What is expected - Pick out each row below that contains the string "cyan" and copy it in full. Matching is case-sensitive.

A block of data -
################

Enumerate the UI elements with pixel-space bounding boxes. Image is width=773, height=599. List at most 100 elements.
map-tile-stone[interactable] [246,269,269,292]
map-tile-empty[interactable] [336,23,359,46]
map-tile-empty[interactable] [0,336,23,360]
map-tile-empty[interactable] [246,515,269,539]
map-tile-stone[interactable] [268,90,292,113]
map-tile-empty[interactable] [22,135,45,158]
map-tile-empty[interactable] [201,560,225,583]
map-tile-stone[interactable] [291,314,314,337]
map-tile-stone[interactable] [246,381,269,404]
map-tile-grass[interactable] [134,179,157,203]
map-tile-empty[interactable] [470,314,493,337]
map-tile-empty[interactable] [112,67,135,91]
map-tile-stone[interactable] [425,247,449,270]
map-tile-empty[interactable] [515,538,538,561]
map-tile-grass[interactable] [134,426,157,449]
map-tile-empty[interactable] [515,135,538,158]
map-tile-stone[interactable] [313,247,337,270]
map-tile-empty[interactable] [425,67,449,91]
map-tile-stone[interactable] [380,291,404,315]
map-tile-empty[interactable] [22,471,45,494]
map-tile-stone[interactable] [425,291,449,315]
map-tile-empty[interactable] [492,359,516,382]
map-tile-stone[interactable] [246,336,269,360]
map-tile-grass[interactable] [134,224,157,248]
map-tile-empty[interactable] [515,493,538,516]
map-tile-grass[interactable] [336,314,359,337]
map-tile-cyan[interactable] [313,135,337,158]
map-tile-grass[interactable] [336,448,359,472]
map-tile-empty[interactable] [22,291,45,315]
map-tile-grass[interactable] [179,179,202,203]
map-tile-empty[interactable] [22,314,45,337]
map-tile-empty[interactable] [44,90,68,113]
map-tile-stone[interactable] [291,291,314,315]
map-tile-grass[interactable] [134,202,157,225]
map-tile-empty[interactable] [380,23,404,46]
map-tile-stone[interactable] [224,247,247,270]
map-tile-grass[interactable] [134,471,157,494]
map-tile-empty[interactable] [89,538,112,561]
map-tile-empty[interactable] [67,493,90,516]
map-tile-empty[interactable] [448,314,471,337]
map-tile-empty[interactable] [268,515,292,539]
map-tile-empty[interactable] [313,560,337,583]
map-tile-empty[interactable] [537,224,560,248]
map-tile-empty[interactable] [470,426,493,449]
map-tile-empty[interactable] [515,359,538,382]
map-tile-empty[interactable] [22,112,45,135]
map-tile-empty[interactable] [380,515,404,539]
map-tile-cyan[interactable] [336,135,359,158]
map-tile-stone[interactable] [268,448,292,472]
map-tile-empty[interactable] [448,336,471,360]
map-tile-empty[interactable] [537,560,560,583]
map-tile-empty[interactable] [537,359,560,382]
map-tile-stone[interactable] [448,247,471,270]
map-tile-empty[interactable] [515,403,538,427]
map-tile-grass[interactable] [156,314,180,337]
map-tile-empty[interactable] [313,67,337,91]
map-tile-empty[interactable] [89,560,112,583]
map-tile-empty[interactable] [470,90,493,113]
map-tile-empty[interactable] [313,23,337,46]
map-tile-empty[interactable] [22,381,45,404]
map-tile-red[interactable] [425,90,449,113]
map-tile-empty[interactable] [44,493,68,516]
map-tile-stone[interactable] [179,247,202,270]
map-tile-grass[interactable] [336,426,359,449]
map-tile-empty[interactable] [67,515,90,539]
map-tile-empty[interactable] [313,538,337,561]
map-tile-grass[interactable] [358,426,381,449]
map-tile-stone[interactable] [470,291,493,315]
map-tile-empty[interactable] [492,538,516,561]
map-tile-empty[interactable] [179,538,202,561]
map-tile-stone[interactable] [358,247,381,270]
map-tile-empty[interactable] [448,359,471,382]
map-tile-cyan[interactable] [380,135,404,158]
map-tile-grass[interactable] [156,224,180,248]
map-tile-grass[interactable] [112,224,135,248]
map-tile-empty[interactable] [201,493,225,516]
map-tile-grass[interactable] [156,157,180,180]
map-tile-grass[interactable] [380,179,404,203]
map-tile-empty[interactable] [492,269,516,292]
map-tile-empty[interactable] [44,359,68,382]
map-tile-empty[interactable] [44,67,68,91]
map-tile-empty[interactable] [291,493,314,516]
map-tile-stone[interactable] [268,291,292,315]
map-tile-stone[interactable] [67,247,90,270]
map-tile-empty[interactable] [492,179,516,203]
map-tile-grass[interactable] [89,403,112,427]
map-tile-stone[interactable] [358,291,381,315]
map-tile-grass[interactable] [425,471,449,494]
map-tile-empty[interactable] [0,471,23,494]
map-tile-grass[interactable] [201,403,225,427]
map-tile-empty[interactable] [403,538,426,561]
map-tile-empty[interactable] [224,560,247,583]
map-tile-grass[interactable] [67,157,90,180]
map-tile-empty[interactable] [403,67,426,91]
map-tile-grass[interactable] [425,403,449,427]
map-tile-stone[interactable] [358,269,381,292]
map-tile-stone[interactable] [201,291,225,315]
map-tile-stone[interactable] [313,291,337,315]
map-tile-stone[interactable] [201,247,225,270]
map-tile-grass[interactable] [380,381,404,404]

################

Solution for this task -
map-tile-cyan[interactable] [313,135,337,158]
map-tile-cyan[interactable] [336,135,359,158]
map-tile-cyan[interactable] [380,135,404,158]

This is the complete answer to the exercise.